SUPPLIED ENTRIES
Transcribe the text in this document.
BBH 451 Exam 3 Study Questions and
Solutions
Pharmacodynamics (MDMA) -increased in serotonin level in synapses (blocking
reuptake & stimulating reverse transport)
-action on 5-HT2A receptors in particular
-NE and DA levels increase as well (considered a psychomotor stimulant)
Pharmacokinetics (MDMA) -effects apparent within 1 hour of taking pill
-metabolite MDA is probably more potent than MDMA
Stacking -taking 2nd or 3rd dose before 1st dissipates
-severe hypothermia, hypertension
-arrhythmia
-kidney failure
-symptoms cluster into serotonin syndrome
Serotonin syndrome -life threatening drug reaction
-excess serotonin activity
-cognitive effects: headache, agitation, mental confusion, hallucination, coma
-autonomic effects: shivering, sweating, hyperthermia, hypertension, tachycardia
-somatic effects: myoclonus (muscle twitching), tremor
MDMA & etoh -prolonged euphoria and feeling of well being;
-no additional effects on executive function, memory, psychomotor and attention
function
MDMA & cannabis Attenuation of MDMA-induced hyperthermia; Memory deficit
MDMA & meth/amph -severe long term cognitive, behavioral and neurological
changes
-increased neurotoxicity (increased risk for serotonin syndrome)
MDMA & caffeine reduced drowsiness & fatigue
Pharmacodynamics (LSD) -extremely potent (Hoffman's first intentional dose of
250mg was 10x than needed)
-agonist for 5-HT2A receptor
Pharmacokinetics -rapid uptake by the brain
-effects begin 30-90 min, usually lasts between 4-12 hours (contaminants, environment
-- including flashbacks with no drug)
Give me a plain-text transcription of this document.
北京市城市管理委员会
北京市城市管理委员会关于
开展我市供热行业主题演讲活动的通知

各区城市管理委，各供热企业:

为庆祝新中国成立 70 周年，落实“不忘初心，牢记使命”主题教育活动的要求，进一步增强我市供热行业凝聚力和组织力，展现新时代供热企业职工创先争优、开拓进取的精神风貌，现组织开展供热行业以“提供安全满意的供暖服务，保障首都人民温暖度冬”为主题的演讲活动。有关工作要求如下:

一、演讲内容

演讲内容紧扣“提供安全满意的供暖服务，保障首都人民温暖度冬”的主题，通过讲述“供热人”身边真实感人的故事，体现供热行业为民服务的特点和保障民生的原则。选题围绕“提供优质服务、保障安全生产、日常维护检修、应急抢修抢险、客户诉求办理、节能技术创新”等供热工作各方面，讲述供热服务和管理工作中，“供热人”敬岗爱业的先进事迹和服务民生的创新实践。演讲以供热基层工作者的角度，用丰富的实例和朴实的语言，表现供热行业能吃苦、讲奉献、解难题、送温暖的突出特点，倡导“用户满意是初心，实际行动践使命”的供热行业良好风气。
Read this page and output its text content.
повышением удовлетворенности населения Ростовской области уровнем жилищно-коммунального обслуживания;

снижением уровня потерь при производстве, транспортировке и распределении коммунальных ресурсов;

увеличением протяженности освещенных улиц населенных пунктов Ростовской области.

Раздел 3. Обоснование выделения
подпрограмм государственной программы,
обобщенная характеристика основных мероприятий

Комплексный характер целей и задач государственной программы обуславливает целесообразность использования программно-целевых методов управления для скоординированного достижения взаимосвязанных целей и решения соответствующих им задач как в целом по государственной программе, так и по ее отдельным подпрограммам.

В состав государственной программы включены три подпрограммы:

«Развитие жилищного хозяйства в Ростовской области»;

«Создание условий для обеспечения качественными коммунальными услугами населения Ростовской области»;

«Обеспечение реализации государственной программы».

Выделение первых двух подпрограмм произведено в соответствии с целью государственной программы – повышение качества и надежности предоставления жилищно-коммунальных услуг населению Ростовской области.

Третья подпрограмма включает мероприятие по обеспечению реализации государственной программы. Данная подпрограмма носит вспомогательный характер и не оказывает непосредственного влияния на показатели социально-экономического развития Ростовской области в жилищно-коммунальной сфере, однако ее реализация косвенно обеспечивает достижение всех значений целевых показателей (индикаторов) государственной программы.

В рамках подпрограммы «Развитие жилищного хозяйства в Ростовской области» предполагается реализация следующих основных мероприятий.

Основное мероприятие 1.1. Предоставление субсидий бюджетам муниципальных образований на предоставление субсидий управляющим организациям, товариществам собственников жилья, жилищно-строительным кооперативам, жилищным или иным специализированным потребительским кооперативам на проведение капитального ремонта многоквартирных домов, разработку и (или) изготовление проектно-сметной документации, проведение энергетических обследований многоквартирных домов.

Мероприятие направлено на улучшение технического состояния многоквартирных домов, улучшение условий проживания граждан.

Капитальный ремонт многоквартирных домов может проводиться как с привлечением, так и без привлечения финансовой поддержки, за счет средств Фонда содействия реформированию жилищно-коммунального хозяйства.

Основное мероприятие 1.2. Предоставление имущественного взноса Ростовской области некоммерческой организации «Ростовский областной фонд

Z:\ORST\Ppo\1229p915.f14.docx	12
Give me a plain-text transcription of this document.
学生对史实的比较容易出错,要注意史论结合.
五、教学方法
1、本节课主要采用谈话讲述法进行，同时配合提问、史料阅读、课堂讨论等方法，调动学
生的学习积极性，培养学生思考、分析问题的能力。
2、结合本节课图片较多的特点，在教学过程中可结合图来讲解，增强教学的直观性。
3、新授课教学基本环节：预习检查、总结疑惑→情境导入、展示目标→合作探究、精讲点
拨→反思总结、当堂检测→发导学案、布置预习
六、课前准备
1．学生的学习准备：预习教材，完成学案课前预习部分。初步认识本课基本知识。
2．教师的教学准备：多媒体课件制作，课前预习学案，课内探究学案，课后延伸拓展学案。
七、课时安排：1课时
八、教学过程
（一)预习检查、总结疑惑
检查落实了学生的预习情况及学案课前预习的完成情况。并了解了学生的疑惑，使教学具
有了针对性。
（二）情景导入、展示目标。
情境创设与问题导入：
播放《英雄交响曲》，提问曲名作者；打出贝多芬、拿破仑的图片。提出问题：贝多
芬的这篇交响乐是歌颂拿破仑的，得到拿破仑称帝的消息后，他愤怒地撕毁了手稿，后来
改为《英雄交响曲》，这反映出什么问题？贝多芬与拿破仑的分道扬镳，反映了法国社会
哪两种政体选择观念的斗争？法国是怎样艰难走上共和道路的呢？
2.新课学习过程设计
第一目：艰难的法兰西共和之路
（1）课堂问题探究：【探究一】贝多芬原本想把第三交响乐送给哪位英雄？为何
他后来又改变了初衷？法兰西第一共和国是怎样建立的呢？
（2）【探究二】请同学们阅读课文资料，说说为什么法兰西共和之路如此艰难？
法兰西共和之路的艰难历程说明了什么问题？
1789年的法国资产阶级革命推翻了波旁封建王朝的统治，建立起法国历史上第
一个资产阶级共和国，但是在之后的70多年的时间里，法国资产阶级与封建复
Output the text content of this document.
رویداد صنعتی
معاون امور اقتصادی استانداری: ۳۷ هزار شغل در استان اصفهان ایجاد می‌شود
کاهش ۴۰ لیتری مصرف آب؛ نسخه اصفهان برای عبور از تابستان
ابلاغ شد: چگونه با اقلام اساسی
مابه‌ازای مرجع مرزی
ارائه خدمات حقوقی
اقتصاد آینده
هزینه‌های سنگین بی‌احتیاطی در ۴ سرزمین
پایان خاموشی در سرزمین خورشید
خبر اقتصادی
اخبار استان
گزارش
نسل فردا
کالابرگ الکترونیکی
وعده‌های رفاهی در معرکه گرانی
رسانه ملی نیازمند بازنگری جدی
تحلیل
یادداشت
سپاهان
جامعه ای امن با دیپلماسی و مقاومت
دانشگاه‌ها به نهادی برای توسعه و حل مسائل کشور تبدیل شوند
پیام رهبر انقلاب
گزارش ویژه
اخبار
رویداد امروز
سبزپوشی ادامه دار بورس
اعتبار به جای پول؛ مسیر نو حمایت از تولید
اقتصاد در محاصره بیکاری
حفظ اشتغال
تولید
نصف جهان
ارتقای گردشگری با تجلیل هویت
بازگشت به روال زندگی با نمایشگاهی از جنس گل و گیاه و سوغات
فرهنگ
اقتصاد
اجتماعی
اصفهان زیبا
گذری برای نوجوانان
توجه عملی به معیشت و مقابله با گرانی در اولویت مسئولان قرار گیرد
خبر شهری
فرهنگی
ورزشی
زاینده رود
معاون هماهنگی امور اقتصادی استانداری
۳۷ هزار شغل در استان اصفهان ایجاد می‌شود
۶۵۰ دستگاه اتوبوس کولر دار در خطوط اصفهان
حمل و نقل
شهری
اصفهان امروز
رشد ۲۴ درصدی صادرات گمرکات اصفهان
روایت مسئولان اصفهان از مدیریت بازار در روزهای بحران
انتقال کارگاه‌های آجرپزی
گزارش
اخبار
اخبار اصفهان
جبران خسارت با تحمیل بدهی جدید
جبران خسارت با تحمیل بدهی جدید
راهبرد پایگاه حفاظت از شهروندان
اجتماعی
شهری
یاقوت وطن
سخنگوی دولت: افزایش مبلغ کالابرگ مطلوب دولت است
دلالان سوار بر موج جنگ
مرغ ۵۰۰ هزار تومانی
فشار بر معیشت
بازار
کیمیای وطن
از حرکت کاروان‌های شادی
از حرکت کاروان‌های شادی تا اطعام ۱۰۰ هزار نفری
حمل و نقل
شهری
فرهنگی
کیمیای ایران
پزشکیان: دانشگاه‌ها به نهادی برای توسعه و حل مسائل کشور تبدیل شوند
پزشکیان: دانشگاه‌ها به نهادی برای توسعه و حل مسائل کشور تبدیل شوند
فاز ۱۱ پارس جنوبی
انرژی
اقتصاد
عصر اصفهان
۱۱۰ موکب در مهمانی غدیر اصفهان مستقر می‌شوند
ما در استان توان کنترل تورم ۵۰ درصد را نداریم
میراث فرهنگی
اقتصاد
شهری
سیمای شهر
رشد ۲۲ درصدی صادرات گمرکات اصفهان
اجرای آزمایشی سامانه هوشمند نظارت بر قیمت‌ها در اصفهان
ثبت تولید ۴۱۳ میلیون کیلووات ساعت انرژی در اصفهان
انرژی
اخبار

TASK TO COMPLETE
Find each line holding the string "increased" and copy it out.

SOLUTION TO THIS PROBLEM
Pharmacodynamics (MDMA) -increased in serotonin level in synapses (blocking
-increased neurotoxicity (increased risk for serotonin syndrome)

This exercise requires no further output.